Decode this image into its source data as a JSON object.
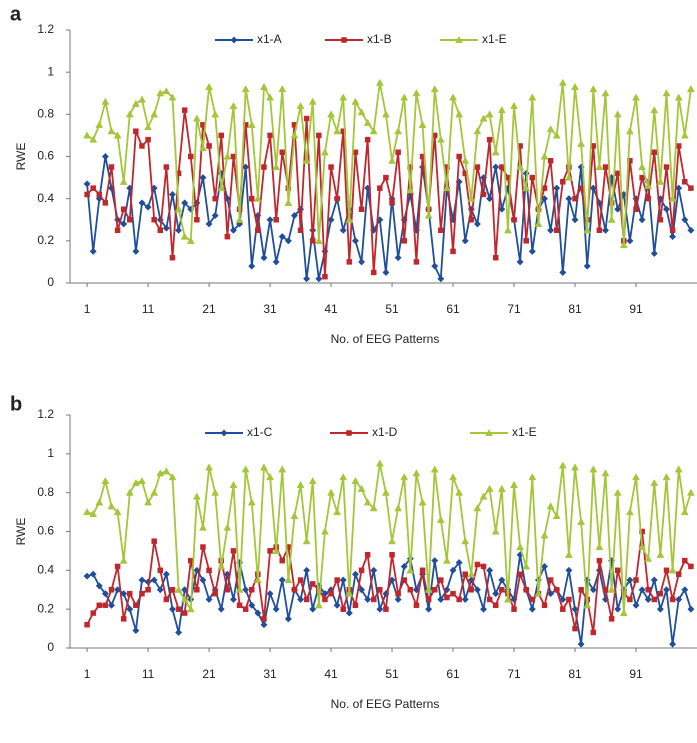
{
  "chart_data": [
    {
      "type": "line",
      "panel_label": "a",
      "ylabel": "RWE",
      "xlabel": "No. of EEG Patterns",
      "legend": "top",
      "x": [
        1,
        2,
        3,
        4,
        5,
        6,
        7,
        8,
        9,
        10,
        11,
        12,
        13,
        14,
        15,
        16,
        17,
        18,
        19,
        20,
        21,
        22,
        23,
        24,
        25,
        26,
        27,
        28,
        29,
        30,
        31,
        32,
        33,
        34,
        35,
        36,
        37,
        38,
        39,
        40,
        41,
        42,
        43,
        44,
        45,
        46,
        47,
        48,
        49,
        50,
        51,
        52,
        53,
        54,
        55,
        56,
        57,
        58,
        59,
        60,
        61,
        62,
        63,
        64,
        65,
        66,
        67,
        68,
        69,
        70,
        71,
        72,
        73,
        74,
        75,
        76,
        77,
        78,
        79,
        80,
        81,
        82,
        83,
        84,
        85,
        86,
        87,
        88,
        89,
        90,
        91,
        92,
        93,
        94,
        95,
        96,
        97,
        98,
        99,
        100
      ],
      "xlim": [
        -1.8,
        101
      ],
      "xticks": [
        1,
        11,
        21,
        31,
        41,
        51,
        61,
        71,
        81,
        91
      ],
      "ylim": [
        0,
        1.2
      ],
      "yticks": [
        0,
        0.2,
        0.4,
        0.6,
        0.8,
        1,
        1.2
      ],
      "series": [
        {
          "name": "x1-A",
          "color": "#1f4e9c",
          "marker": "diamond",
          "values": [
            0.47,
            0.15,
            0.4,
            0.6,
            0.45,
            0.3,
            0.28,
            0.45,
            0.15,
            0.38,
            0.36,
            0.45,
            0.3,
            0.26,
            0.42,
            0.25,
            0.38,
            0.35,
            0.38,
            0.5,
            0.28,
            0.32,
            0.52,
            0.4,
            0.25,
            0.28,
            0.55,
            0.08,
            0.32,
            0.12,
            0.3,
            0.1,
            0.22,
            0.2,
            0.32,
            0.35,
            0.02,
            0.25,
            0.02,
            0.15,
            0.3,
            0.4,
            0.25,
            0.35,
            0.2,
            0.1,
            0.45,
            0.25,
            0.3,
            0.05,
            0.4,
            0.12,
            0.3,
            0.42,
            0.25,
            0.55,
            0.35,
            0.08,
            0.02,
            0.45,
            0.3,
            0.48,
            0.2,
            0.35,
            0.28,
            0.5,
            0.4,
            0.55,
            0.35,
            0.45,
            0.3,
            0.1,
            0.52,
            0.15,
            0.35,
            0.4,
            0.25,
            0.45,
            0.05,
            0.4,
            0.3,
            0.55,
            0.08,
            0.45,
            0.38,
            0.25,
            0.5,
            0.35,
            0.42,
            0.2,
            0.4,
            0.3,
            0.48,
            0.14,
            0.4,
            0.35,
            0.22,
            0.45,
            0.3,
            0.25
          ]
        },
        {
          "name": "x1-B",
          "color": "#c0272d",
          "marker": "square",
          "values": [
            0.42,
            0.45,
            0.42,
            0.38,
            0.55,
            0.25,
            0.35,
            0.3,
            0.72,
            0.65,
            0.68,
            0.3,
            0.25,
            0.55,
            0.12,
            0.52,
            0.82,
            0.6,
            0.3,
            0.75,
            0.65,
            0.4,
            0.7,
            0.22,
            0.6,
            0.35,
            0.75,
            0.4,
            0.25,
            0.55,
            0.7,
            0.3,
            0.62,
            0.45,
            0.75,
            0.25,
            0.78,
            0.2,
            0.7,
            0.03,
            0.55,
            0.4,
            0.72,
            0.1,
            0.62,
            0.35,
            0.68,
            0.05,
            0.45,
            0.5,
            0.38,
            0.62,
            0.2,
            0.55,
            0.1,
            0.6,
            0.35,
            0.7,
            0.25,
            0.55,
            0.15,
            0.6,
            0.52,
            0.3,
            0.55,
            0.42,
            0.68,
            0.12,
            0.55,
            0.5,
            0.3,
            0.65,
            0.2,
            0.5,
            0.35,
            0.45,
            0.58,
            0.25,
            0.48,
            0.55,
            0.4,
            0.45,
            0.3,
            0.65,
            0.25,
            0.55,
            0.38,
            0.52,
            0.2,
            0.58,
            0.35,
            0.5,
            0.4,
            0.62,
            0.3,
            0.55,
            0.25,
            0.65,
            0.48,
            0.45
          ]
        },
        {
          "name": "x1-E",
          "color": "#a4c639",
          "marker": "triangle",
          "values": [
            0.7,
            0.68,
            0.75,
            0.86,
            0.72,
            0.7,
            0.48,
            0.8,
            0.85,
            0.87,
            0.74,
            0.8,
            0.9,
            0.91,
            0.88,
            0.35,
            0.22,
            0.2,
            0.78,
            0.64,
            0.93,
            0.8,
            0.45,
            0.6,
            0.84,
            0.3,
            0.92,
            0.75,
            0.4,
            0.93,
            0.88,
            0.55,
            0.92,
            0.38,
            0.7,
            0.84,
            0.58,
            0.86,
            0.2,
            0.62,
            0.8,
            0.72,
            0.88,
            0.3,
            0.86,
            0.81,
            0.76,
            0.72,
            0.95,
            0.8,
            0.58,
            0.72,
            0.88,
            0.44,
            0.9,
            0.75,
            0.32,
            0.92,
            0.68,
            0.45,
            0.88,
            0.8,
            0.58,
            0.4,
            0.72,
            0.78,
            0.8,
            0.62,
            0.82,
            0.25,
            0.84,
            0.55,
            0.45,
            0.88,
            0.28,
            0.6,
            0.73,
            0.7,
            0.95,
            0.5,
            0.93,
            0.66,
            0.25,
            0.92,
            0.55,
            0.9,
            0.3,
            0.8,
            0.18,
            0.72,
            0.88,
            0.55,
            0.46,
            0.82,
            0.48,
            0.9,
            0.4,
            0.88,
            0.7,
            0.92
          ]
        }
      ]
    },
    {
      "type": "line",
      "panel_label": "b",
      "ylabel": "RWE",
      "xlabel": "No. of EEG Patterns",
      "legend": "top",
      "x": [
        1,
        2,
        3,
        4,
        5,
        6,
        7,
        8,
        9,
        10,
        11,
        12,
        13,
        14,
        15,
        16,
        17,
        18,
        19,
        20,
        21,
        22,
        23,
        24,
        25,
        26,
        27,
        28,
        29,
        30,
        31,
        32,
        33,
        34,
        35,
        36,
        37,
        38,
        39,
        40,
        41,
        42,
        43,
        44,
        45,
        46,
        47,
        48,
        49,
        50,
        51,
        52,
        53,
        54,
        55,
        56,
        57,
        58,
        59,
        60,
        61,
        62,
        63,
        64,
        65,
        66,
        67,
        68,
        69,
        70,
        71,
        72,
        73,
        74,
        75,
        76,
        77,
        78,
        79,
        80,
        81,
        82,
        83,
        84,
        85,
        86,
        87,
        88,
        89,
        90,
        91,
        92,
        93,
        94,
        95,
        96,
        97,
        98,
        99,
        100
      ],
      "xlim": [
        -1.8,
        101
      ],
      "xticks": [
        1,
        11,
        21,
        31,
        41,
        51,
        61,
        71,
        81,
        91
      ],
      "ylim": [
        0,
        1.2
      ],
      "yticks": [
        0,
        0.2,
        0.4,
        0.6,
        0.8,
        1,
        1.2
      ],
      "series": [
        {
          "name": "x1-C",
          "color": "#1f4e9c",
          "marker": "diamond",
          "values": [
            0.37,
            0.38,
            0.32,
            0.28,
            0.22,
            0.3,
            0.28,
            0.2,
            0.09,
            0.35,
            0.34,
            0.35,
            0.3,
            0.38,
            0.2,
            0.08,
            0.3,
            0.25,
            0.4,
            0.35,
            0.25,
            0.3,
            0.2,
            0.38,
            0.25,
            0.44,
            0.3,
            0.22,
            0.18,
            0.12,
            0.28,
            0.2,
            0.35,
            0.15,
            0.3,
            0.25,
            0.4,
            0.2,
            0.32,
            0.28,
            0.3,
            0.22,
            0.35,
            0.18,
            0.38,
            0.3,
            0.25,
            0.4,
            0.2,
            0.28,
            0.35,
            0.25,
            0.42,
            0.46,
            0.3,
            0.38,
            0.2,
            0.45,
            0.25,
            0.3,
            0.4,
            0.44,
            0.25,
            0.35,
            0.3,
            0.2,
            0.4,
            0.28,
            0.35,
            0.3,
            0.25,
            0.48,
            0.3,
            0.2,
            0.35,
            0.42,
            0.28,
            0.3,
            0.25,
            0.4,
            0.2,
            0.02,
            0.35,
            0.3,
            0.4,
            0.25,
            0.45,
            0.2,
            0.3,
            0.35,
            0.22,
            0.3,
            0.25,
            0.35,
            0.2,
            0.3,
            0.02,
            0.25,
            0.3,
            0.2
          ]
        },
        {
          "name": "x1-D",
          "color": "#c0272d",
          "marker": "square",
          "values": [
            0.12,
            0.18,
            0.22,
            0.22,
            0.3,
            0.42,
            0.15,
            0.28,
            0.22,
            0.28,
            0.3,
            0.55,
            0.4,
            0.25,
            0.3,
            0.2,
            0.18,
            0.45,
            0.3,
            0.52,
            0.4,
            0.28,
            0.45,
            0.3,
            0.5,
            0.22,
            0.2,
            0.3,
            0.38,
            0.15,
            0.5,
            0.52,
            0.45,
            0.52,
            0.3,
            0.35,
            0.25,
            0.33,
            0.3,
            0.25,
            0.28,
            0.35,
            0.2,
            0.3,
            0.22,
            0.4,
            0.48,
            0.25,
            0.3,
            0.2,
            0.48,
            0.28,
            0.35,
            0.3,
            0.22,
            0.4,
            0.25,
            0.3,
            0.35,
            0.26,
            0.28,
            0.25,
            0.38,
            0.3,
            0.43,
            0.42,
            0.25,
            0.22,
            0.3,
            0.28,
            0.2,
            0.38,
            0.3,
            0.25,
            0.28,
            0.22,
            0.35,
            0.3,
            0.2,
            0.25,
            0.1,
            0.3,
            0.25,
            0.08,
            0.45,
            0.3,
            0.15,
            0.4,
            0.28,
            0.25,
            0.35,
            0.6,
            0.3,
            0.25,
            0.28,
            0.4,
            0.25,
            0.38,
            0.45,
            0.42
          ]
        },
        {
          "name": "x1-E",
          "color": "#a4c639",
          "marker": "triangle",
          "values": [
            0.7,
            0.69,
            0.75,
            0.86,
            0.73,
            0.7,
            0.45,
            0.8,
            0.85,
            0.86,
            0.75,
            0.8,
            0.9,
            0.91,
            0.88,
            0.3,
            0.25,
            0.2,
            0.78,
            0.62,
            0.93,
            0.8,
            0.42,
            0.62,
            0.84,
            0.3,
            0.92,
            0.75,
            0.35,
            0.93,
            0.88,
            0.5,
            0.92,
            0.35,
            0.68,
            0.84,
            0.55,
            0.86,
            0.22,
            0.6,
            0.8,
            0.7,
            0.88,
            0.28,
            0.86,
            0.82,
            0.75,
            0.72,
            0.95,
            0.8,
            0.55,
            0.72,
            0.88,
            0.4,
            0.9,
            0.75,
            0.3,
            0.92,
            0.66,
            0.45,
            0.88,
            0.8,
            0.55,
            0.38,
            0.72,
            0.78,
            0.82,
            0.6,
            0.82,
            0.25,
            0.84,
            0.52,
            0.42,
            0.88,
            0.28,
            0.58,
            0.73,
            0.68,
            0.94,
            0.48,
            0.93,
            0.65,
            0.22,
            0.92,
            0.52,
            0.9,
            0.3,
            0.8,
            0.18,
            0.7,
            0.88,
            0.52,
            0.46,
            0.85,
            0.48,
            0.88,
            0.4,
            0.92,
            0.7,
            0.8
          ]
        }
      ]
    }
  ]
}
= = =
# Direction:
Give the count of lines in the data shown above that contain "name", and nothing else.

# Exercise response:
6